** start **

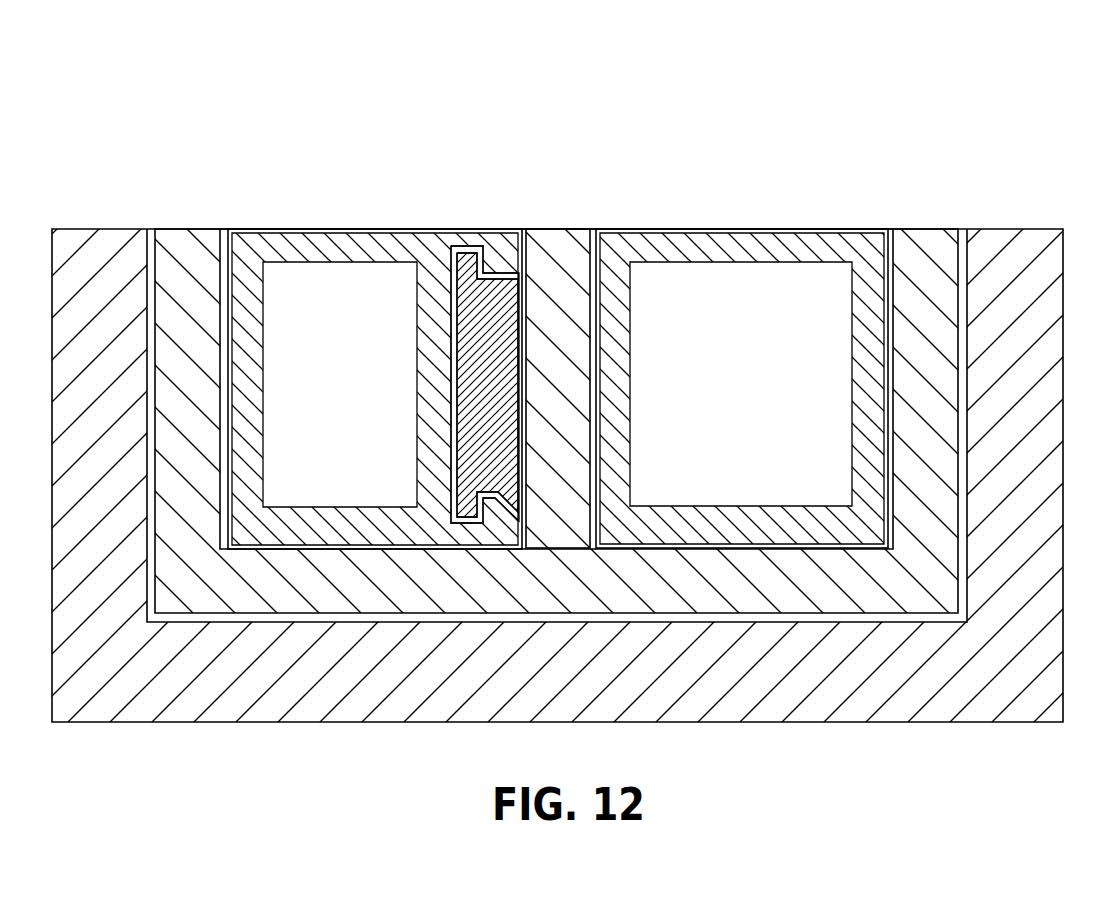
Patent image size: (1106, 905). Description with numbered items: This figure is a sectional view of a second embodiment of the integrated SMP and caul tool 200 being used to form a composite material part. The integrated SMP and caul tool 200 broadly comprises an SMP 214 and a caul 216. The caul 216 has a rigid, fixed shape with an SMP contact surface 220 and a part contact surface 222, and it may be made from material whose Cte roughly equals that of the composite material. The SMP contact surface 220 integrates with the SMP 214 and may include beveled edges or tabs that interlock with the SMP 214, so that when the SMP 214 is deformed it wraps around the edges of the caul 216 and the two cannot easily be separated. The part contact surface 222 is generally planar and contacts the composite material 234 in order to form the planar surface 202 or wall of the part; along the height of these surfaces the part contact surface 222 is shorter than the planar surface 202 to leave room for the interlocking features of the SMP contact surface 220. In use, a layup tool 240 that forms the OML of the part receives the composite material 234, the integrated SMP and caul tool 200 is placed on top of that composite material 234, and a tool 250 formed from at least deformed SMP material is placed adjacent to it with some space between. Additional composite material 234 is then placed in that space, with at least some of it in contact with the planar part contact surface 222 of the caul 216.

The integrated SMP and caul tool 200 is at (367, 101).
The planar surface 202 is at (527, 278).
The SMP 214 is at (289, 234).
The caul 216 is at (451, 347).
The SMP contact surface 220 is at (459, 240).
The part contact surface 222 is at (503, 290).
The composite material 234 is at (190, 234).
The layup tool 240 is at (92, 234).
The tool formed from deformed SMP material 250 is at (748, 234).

** end **
** start **

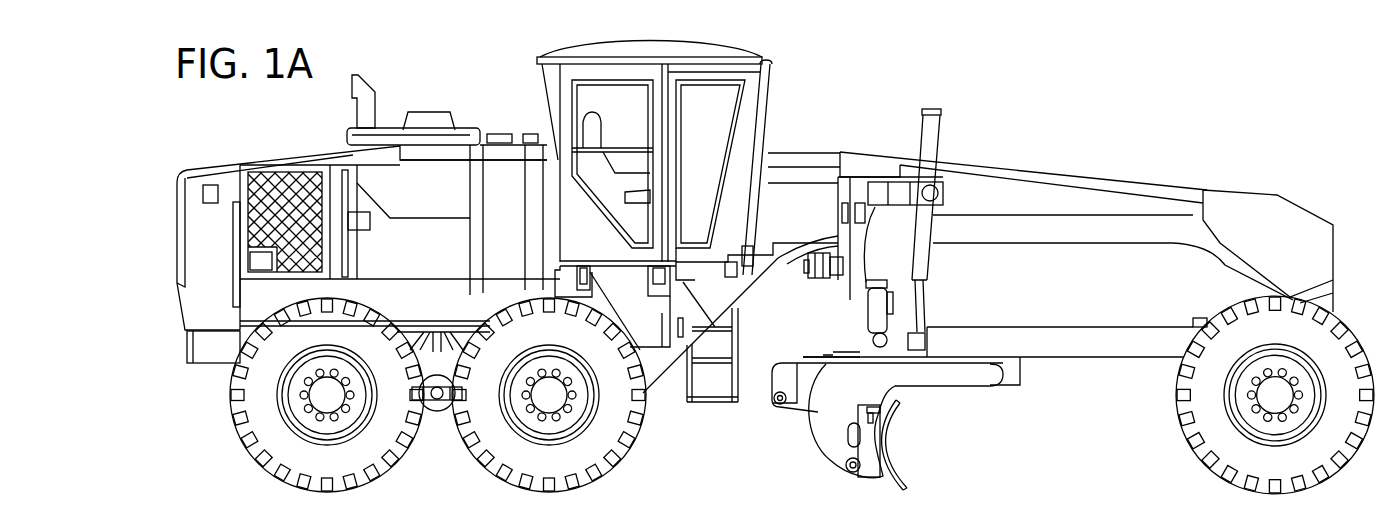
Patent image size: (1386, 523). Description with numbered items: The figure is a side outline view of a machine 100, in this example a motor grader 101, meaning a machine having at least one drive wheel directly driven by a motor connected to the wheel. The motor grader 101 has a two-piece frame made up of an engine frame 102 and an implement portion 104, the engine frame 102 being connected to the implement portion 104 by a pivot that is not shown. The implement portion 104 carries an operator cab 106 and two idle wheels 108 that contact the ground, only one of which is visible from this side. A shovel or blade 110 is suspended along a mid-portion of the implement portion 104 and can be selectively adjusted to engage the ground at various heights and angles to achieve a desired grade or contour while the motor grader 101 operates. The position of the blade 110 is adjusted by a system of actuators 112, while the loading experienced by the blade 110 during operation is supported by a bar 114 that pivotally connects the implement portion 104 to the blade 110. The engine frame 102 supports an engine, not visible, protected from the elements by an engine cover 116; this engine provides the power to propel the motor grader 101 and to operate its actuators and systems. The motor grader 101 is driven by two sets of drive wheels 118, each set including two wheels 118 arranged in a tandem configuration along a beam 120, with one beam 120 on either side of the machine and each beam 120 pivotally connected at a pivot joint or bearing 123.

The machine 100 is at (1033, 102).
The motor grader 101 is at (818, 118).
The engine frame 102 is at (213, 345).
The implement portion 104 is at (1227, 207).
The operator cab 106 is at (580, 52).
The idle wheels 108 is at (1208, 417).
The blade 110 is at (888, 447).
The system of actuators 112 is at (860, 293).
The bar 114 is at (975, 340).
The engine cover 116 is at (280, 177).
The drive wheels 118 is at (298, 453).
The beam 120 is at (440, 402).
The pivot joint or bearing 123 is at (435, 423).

** end **
** start **

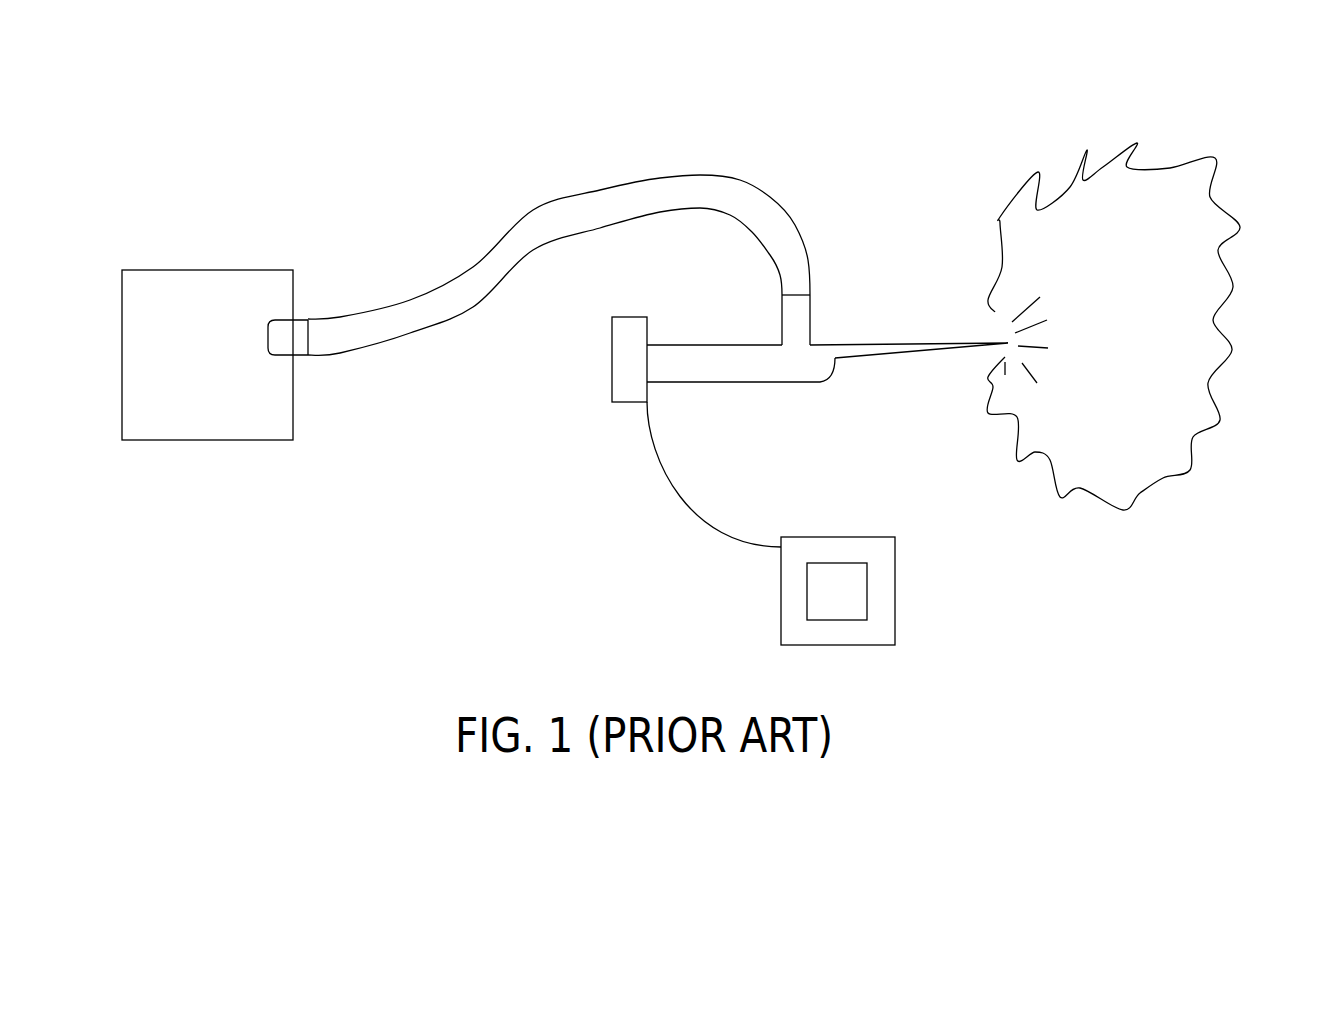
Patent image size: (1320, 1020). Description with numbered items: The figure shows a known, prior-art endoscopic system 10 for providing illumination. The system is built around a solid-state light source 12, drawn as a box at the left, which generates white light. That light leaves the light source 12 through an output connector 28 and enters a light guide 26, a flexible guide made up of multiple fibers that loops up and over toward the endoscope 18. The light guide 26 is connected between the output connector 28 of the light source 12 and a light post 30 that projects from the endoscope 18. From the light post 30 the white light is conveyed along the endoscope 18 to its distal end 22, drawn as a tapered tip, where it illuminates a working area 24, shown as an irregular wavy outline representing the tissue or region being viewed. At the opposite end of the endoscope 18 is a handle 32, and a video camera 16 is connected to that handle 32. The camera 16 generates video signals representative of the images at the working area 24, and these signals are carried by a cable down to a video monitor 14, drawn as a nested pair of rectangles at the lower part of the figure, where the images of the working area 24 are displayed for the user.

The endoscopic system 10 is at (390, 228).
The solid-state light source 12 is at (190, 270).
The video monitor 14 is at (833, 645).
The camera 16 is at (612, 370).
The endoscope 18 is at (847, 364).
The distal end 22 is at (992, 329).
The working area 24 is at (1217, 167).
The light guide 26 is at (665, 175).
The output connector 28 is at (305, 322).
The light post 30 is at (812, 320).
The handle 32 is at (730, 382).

** end **

#### Problem statement:
Rewrite the stretch from the line containing "Patent image size: (1320, 1020)." through the line containing "The handle 32 is at (730, 382).", substituting "lighting" for "illumination" and leaving everything else unchanged.

#### In response:
Patent image size: (1320, 1020). Description with numbered items: The figure shows a known, prior-art endoscopic system 10 for providing lighting. The system is built around a solid-state light source 12, drawn as a box at the left, which generates white light. That light leaves the light source 12 through an output connector 28 and enters a light guide 26, a flexible guide made up of multiple fibers that loops up and over toward the endoscope 18. The light guide 26 is connected between the output connector 28 of the light source 12 and a light post 30 that projects from the endoscope 18. From the light post 30 the white light is conveyed along the endoscope 18 to its distal end 22, drawn as a tapered tip, where it illuminates a working area 24, shown as an irregular wavy outline representing the tissue or region being viewed. At the opposite end of the endoscope 18 is a handle 32, and a video camera 16 is connected to that handle 32. The camera 16 generates video signals representative of the images at the working area 24, and these signals are carried by a cable down to a video monitor 14, drawn as a nested pair of rectangles at the lower part of the figure, where the images of the working area 24 are displayed for the user.

The endoscopic system 10 is at (390, 228).
The solid-state light source 12 is at (190, 270).
The video monitor 14 is at (833, 645).
The camera 16 is at (612, 370).
The endoscope 18 is at (847, 364).
The distal end 22 is at (992, 329).
The working area 24 is at (1217, 167).
The light guide 26 is at (665, 175).
The output connector 28 is at (305, 322).
The light post 30 is at (812, 320).
The handle 32 is at (730, 382).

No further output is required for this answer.